[Data records]
•••

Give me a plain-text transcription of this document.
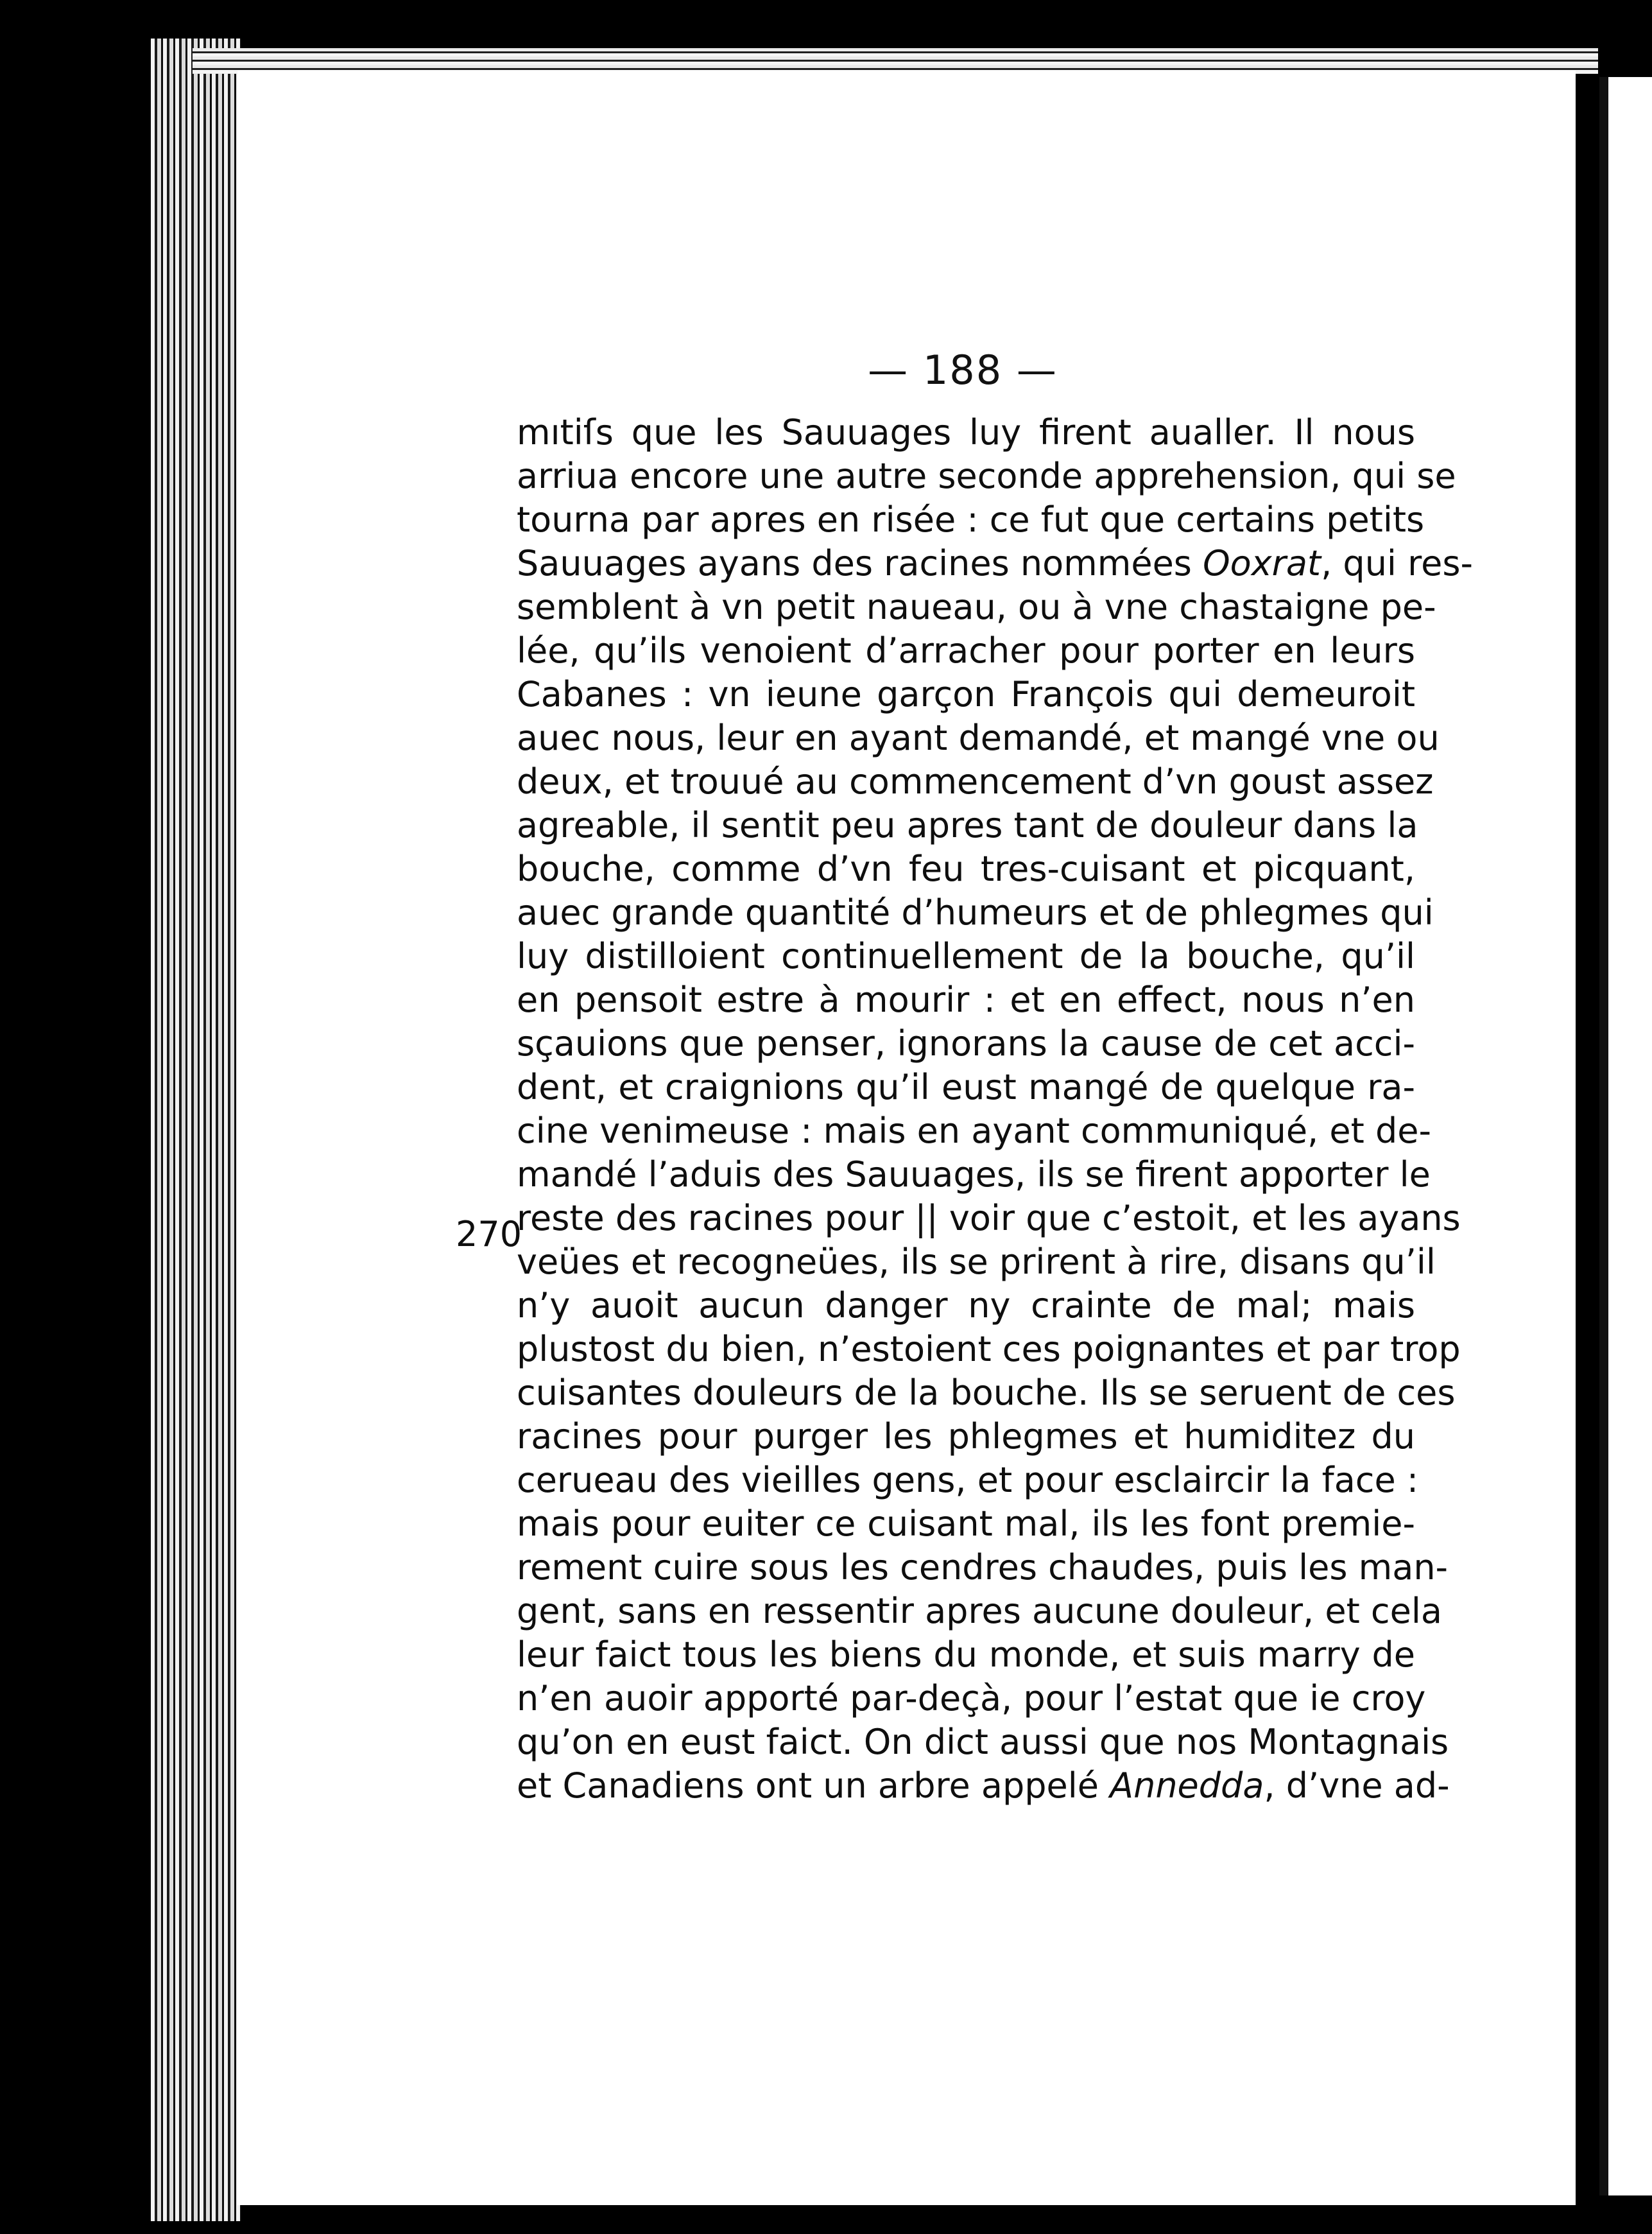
— 188 —
270
mıtiſs que les Sauuages luy firent aualler. Il nous
arriua encore une autre seconde apprehension, qui se
tourna par apres en risée : ce fut que certains petits
Sauuages ayans des racines nommées Ooxrat, qui res-
semblent à vn petit naueau, ou à vne chastaigne pe-
lée, qu’ils venoient d’arracher pour porter en leurs
Cabanes : vn ieune garçon François qui demeuroit
auec nous, leur en ayant demandé, et mangé vne ou
deux, et trouué au commencement d’vn goust assez
agreable, il sentit peu apres tant de douleur dans la
bouche, comme d’vn feu tres-cuisant et picquant,
auec grande quantité d’humeurs et de phlegmes qui
luy distilloient continuellement de la bouche, qu’il
en pensoit estre à mourir : et en effect, nous n’en
sçauions que penser, ignorans la cause de cet acci-
dent, et craignions qu’il eust mangé de quelque ra-
cine venimeuse : mais en ayant communiqué, et de-
mandé l’aduis des Sauuages, ils se firent apporter le
reste des racines pour || voir que c’estoit, et les ayans
veües et recogneües, ils se prirent à rire, disans qu’il
n’y auoit aucun danger ny crainte de mal; mais
plustost du bien, n’estoient ces poignantes et par trop
cuisantes douleurs de la bouche. Ils se seruent de ces
racines pour purger les phlegmes et humiditez du
cerueau des vieilles gens, et pour esclaircir la face :
mais pour euiter ce cuisant mal, ils les font premie-
rement cuire sous les cendres chaudes, puis les man-
gent, sans en ressentir apres aucune douleur, et cela
leur faict tous les biens du monde, et suis marry de
n’en auoir apporté par-deçà, pour l’estat que ie croy
qu’on en eust faict. On dict aussi que nos Montagnais
et Canadiens ont un arbre appelé Annedda, d’vne ad-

•••

• The task: Write the full listing out again with every line unchanged, but include no pictures.

• Correct response:
Give me a plain-text transcription of this document.
— 188 —
270
mıtiſs que les Sauuages luy firent aualler. Il nous
arriua encore une autre seconde apprehension, qui se
tourna par apres en risée : ce fut que certains petits
Sauuages ayans des racines nommées Ooxrat, qui res-
semblent à vn petit naueau, ou à vne chastaigne pe-
lée, qu’ils venoient d’arracher pour porter en leurs
Cabanes : vn ieune garçon François qui demeuroit
auec nous, leur en ayant demandé, et mangé vne ou
deux, et trouué au commencement d’vn goust assez
agreable, il sentit peu apres tant de douleur dans la
bouche, comme d’vn feu tres-cuisant et picquant,
auec grande quantité d’humeurs et de phlegmes qui
luy distilloient continuellement de la bouche, qu’il
en pensoit estre à mourir : et en effect, nous n’en
sçauions que penser, ignorans la cause de cet acci-
dent, et craignions qu’il eust mangé de quelque ra-
cine venimeuse : mais en ayant communiqué, et de-
mandé l’aduis des Sauuages, ils se firent apporter le
reste des racines pour || voir que c’estoit, et les ayans
veües et recogneües, ils se prirent à rire, disans qu’il
n’y auoit aucun danger ny crainte de mal; mais
plustost du bien, n’estoient ces poignantes et par trop
cuisantes douleurs de la bouche. Ils se seruent de ces
racines pour purger les phlegmes et humiditez du
cerueau des vieilles gens, et pour esclaircir la face :
mais pour euiter ce cuisant mal, ils les font premie-
rement cuire sous les cendres chaudes, puis les man-
gent, sans en ressentir apres aucune douleur, et cela
leur faict tous les biens du monde, et suis marry de
n’en auoir apporté par-deçà, pour l’estat que ie croy
qu’on en eust faict. On dict aussi que nos Montagnais
et Canadiens ont un arbre appelé Annedda, d’vne ad-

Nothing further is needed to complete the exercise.